Retype the material in full, keeping every word the same.
• • •
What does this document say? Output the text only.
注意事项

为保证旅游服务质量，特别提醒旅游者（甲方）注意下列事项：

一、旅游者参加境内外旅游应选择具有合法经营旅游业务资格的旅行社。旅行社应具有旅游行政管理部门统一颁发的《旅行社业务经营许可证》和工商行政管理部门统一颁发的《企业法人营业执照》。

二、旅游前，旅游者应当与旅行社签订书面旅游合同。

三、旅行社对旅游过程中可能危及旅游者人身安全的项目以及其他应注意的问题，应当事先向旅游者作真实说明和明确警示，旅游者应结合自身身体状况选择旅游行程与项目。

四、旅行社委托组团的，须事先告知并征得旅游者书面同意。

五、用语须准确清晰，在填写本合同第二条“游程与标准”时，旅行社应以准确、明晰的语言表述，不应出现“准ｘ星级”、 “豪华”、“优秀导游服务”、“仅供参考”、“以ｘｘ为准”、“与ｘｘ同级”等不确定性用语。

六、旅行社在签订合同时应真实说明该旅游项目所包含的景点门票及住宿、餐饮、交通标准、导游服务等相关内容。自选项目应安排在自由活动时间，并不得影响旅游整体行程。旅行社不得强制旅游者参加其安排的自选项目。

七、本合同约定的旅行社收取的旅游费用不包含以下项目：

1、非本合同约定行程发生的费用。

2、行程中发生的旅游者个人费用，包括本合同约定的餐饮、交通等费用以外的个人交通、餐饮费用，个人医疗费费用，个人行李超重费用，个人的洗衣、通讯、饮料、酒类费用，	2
• • •
## [Answer to this exercise]
What does this document say? Output the text only.
注意事项

为保证旅游服务质量，特别提醒旅游者（甲方）注意下列事项：

一、旅游者参加境内外旅游应选择具有合法经营旅游业务资格的旅行社。旅行社应具有旅游行政管理部门统一颁发的《旅行社业务经营许可证》和工商行政管理部门统一颁发的《企业法人营业执照》。

二、旅游前，旅游者应当与旅行社签订书面旅游合同。

三、旅行社对旅游过程中可能危及旅游者人身安全的项目以及其他应注意的问题，应当事先向旅游者作真实说明和明确警示，旅游者应结合自身身体状况选择旅游行程与项目。

四、旅行社委托组团的，须事先告知并征得旅游者书面同意。

五、用语须准确清晰，在填写本合同第二条“游程与标准”时，旅行社应以准确、明晰的语言表述，不应出现“准ｘ星级”、 “豪华”、“优秀导游服务”、“仅供参考”、“以ｘｘ为准”、“与ｘｘ同级”等不确定性用语。

六、旅行社在签订合同时应真实说明该旅游项目所包含的景点门票及住宿、餐饮、交通标准、导游服务等相关内容。自选项目应安排在自由活动时间，并不得影响旅游整体行程。旅行社不得强制旅游者参加其安排的自选项目。

七、本合同约定的旅行社收取的旅游费用不包含以下项目：

1、非本合同约定行程发生的费用。

2、行程中发生的旅游者个人费用，包括本合同约定的餐饮、交通等费用以外的个人交通、餐饮费用，个人医疗费费用，个人行李超重费用，个人的洗衣、通讯、饮料、酒类费用，	2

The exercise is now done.